* Work instructions
Return the records, each one exactly as written.

* Provided data
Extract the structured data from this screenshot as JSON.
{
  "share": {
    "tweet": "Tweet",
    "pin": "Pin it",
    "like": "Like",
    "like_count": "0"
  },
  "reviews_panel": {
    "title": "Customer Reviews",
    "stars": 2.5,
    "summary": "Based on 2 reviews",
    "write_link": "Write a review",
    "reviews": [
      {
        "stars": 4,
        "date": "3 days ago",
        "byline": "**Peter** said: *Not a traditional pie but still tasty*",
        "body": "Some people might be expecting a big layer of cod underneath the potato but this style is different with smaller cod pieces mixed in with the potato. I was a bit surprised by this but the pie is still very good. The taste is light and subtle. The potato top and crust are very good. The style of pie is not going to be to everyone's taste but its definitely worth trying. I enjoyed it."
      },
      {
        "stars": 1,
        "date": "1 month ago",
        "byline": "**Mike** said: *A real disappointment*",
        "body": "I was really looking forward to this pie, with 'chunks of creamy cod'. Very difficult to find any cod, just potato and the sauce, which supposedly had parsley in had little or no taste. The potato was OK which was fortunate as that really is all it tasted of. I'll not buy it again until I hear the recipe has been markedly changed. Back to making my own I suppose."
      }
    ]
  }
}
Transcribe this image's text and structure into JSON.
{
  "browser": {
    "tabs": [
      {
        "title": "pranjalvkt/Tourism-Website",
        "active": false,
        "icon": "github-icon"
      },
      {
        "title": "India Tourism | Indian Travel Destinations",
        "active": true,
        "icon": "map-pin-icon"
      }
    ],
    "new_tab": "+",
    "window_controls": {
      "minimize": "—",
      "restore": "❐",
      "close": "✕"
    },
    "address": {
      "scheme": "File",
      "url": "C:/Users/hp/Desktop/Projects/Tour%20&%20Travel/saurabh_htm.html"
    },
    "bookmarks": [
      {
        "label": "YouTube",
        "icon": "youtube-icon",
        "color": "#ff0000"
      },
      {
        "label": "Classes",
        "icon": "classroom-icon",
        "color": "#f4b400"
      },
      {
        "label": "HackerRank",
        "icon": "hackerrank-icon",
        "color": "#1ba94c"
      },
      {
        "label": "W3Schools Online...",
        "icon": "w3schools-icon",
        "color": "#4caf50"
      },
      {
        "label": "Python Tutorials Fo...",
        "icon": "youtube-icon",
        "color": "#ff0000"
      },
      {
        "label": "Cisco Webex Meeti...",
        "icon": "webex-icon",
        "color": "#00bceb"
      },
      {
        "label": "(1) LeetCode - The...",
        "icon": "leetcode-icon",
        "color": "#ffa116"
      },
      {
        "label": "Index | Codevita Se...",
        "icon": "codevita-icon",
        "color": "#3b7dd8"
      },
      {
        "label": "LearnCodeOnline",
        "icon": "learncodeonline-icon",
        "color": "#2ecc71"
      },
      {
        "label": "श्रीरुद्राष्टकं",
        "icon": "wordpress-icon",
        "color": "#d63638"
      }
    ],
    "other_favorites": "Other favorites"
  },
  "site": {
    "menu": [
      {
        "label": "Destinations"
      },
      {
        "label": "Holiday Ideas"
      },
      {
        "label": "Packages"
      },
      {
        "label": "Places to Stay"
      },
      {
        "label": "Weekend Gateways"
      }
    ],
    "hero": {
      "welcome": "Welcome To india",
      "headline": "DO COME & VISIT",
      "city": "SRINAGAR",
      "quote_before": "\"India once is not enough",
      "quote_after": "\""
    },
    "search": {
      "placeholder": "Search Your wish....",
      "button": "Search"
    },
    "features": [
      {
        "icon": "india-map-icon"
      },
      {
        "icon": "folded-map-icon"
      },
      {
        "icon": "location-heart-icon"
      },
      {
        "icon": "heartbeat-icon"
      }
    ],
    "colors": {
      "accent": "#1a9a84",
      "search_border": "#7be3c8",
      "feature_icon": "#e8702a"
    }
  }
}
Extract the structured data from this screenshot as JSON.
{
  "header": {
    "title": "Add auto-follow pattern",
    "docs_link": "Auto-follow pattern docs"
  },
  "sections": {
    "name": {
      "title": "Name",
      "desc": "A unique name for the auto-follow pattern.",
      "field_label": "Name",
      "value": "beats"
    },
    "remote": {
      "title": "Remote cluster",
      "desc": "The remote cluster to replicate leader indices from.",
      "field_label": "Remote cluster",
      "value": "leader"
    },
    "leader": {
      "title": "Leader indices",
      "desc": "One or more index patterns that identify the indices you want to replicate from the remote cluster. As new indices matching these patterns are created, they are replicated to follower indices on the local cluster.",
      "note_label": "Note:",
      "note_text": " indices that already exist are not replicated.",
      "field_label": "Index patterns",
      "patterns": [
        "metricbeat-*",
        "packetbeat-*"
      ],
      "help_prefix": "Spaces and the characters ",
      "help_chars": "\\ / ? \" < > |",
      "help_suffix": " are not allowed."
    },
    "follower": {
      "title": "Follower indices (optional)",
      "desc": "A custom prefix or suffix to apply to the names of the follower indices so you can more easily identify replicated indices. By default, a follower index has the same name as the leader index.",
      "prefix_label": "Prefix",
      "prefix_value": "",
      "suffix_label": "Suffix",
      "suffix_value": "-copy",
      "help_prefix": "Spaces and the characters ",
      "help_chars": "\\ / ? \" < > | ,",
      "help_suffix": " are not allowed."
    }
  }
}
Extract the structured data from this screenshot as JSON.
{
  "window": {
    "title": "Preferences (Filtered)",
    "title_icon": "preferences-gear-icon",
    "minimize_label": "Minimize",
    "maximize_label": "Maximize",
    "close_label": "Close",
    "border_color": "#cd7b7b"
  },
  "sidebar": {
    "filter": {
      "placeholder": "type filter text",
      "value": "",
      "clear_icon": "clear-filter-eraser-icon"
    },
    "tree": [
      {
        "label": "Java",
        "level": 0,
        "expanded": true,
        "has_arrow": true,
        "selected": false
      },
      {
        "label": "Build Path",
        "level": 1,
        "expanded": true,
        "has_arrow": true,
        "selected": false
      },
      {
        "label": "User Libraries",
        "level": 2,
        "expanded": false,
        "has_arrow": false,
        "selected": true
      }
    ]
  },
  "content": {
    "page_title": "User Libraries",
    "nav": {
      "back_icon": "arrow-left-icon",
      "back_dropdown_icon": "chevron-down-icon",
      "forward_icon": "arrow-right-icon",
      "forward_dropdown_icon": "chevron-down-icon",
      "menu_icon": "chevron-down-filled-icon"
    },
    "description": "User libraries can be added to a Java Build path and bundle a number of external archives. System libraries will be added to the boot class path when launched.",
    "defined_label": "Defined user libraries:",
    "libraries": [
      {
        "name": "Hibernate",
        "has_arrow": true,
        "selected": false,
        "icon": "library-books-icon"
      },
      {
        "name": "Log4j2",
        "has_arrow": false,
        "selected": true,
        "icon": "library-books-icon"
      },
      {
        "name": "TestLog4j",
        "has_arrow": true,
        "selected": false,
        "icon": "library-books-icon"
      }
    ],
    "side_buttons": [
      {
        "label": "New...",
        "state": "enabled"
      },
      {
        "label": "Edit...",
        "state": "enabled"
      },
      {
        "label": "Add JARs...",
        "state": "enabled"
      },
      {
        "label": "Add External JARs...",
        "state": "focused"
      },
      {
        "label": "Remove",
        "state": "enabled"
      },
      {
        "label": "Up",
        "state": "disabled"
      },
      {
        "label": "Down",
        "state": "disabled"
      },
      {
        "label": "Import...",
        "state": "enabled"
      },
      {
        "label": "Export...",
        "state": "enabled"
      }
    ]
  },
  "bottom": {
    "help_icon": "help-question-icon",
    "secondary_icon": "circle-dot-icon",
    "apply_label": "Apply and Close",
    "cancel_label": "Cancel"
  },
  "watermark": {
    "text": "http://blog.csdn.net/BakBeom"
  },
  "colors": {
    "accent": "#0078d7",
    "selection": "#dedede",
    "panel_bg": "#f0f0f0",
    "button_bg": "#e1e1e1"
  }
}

* Answer in full
Extract the structured data from this screenshot as JSON.
{
  "share": {
    "tweet": "Tweet",
    "pin": "Pin it",
    "like": "Like",
    "like_count": "0"
  },
  "reviews_panel": {
    "title": "Customer Reviews",
    "stars": 2.5,
    "summary": "Based on 2 reviews",
    "write_link": "Write a review",
    "reviews": [
      {
        "stars": 4,
        "date": "3 days ago",
        "byline": "**Peter** said: *Not a traditional pie but still tasty*",
        "body": "Some people might be expecting a big layer of cod underneath the potato but this style is different with smaller cod pieces mixed in with the potato. I was a bit surprised by this but the pie is still very good. The taste is light and subtle. The potato top and crust are very good. The style of pie is not going to be to everyone's taste but its definitely worth trying. I enjoyed it."
      },
      {
        "stars": 1,
        "date": "1 month ago",
        "byline": "**Mike** said: *A real disappointment*",
        "body": "I was really looking forward to this pie, with 'chunks of creamy cod'. Very difficult to find any cod, just potato and the sauce, which supposedly had parsley in had little or no taste. The potato was OK which was fortunate as that really is all it tasted of. I'll not buy it again until I hear the recipe has been markedly changed. Back to making my own I suppose."
      }
    ]
  }
}
Transcribe this image's text and structure into JSON.
{
  "browser": {
    "tabs": [
      {
        "title": "pranjalvkt/Tourism-Website",
        "active": false,
        "icon": "github-icon"
      },
      {
        "title": "India Tourism | Indian Travel Destinations",
        "active": true,
        "icon": "map-pin-icon"
      }
    ],
    "new_tab": "+",
    "window_controls": {
      "minimize": "—",
      "restore": "❐",
      "close": "✕"
    },
    "address": {
      "scheme": "File",
      "url": "C:/Users/hp/Desktop/Projects/Tour%20&%20Travel/saurabh_htm.html"
    },
    "bookmarks": [
      {
        "label": "YouTube",
        "icon": "youtube-icon",
        "color": "#ff0000"
      },
      {
        "label": "Classes",
        "icon": "classroom-icon",
        "color": "#f4b400"
      },
      {
        "label": "HackerRank",
        "icon": "hackerrank-icon",
        "color": "#1ba94c"
      },
      {
        "label": "W3Schools Online...",
        "icon": "w3schools-icon",
        "color": "#4caf50"
      },
      {
        "label": "Python Tutorials Fo...",
        "icon": "youtube-icon",
        "color": "#ff0000"
      },
      {
        "label": "Cisco Webex Meeti...",
        "icon": "webex-icon",
        "color": "#00bceb"
      },
      {
        "label": "(1) LeetCode - The...",
        "icon": "leetcode-icon",
        "color": "#ffa116"
      },
      {
        "label": "Index | Codevita Se...",
        "icon": "codevita-icon",
        "color": "#3b7dd8"
      },
      {
        "label": "LearnCodeOnline",
        "icon": "learncodeonline-icon",
        "color": "#2ecc71"
      },
      {
        "label": "श्रीरुद्राष्टकं",
        "icon": "wordpress-icon",
        "color": "#d63638"
      }
    ],
    "other_favorites": "Other favorites"
  },
  "site": {
    "menu": [
      {
        "label": "Destinations"
      },
      {
        "label": "Holiday Ideas"
      },
      {
        "label": "Packages"
      },
      {
        "label": "Places to Stay"
      },
      {
        "label": "Weekend Gateways"
      }
    ],
    "hero": {
      "welcome": "Welcome To india",
      "headline": "DO COME & VISIT",
      "city": "SRINAGAR",
      "quote_before": "\"India once is not enough",
      "quote_after": "\""
    },
    "search": {
      "placeholder": "Search Your wish....",
      "button": "Search"
    },
    "features": [
      {
        "icon": "india-map-icon"
      },
      {
        "icon": "folded-map-icon"
      },
      {
        "icon": "location-heart-icon"
      },
      {
        "icon": "heartbeat-icon"
      }
    ],
    "colors": {
      "accent": "#1a9a84",
      "search_border": "#7be3c8",
      "feature_icon": "#e8702a"
    }
  }
}
Extract the structured data from this screenshot as JSON.
{
  "header": {
    "title": "Add auto-follow pattern",
    "docs_link": "Auto-follow pattern docs"
  },
  "sections": {
    "name": {
      "title": "Name",
      "desc": "A unique name for the auto-follow pattern.",
      "field_label": "Name",
      "value": "beats"
    },
    "remote": {
      "title": "Remote cluster",
      "desc": "The remote cluster to replicate leader indices from.",
      "field_label": "Remote cluster",
      "value": "leader"
    },
    "leader": {
      "title": "Leader indices",
      "desc": "One or more index patterns that identify the indices you want to replicate from the remote cluster. As new indices matching these patterns are created, they are replicated to follower indices on the local cluster.",
      "note_label": "Note:",
      "note_text": " indices that already exist are not replicated.",
      "field_label": "Index patterns",
      "patterns": [
        "metricbeat-*",
        "packetbeat-*"
      ],
      "help_prefix": "Spaces and the characters ",
      "help_chars": "\\ / ? \" < > |",
      "help_suffix": " are not allowed."
    },
    "follower": {
      "title": "Follower indices (optional)",
      "desc": "A custom prefix or suffix to apply to the names of the follower indices so you can more easily identify replicated indices. By default, a follower index has the same name as the leader index.",
      "prefix_label": "Prefix",
      "prefix_value": "",
      "suffix_label": "Suffix",
      "suffix_value": "-copy",
      "help_prefix": "Spaces and the characters ",
      "help_chars": "\\ / ? \" < > | ,",
      "help_suffix": " are not allowed."
    }
  }
}
Extract the structured data from this screenshot as JSON.
{
  "window": {
    "title": "Preferences (Filtered)",
    "title_icon": "preferences-gear-icon",
    "minimize_label": "Minimize",
    "maximize_label": "Maximize",
    "close_label": "Close",
    "border_color": "#cd7b7b"
  },
  "sidebar": {
    "filter": {
      "placeholder": "type filter text",
      "value": "",
      "clear_icon": "clear-filter-eraser-icon"
    },
    "tree": [
      {
        "label": "Java",
        "level": 0,
        "expanded": true,
        "has_arrow": true,
        "selected": false
      },
      {
        "label": "Build Path",
        "level": 1,
        "expanded": true,
        "has_arrow": true,
        "selected": false
      },
      {
        "label": "User Libraries",
        "level": 2,
        "expanded": false,
        "has_arrow": false,
        "selected": true
      }
    ]
  },
  "content": {
    "page_title": "User Libraries",
    "nav": {
      "back_icon": "arrow-left-icon",
      "back_dropdown_icon": "chevron-down-icon",
      "forward_icon": "arrow-right-icon",
      "forward_dropdown_icon": "chevron-down-icon",
      "menu_icon": "chevron-down-filled-icon"
    },
    "description": "User libraries can be added to a Java Build path and bundle a number of external archives. System libraries will be added to the boot class path when launched.",
    "defined_label": "Defined user libraries:",
    "libraries": [
      {
        "name": "Hibernate",
        "has_arrow": true,
        "selected": false,
        "icon": "library-books-icon"
      },
      {
        "name": "Log4j2",
        "has_arrow": false,
        "selected": true,
        "icon": "library-books-icon"
      },
      {
        "name": "TestLog4j",
        "has_arrow": true,
        "selected": false,
        "icon": "library-books-icon"
      }
    ],
    "side_buttons": [
      {
        "label": "New...",
        "state": "enabled"
      },
      {
        "label": "Edit...",
        "state": "enabled"
      },
      {
        "label": "Add JARs...",
        "state": "enabled"
      },
      {
        "label": "Add External JARs...",
        "state": "focused"
      },
      {
        "label": "Remove",
        "state": "enabled"
      },
      {
        "label": "Up",
        "state": "disabled"
      },
      {
        "label": "Down",
        "state": "disabled"
      },
      {
        "label": "Import...",
        "state": "enabled"
      },
      {
        "label": "Export...",
        "state": "enabled"
      }
    ]
  },
  "bottom": {
    "help_icon": "help-question-icon",
    "secondary_icon": "circle-dot-icon",
    "apply_label": "Apply and Close",
    "cancel_label": "Cancel"
  },
  "watermark": {
    "text": "http://blog.csdn.net/BakBeom"
  },
  "colors": {
    "accent": "#0078d7",
    "selection": "#dedede",
    "panel_bg": "#f0f0f0",
    "button_bg": "#e1e1e1"
  }
}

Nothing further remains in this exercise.